Recorded data:

________________________

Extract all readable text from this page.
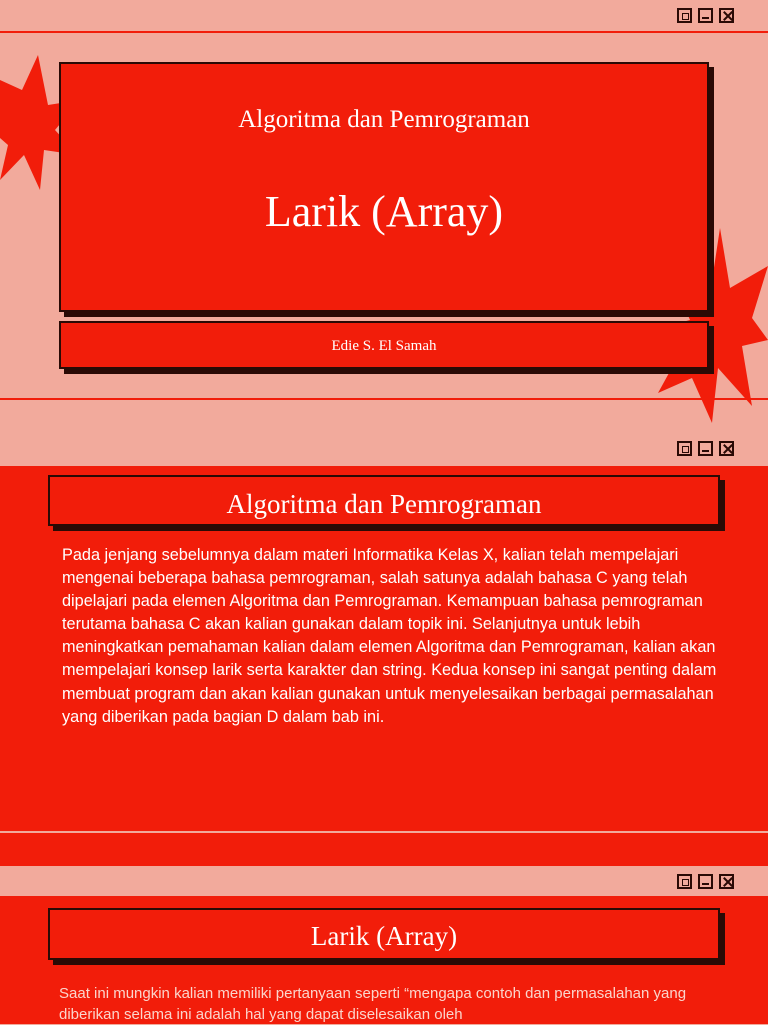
Algoritma dan Pemrograman
Larik (Array)
Edie S. El Samah
Algoritma dan Pemrograman
Pada jenjang sebelumnya dalam materi Informatika Kelas X, kalian telah mempelajari mengenai beberapa bahasa pemrograman, salah satunya adalah bahasa C yang telah dipelajari pada elemen Algoritma dan Pemrograman. Kemampuan bahasa pemrograman terutama bahasa C akan kalian gunakan dalam topik ini. Selanjutnya untuk lebih meningkatkan pemahaman kalian dalam elemen Algoritma dan Pemrograman, kalian akan mempelajari konsep larik serta karakter dan string. Kedua konsep ini sangat penting dalam membuat program dan akan kalian gunakan untuk menyelesaikan berbagai permasalahan yang diberikan pada bagian D dalam bab ini.
Larik (Array)
Saat ini mungkin kalian memiliki pertanyaan seperti “mengapa contoh dan permasalahan yang diberikan selama ini adalah hal yang dapat diselesaikan oleh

________________________

Reproduce every entry word for word, but omit the pictures.

Finished answer:
Extract all readable text from this page.
Algoritma dan Pemrograman
Larik (Array)
Edie S. El Samah
Algoritma dan Pemrograman
Pada jenjang sebelumnya dalam materi Informatika Kelas X, kalian telah mempelajari mengenai beberapa bahasa pemrograman, salah satunya adalah bahasa C yang telah dipelajari pada elemen Algoritma dan Pemrograman. Kemampuan bahasa pemrograman terutama bahasa C akan kalian gunakan dalam topik ini. Selanjutnya untuk lebih meningkatkan pemahaman kalian dalam elemen Algoritma dan Pemrograman, kalian akan mempelajari konsep larik serta karakter dan string. Kedua konsep ini sangat penting dalam membuat program dan akan kalian gunakan untuk menyelesaikan berbagai permasalahan yang diberikan pada bagian D dalam bab ini.
Larik (Array)
Saat ini mungkin kalian memiliki pertanyaan seperti “mengapa contoh dan permasalahan yang diberikan selama ini adalah hal yang dapat diselesaikan oleh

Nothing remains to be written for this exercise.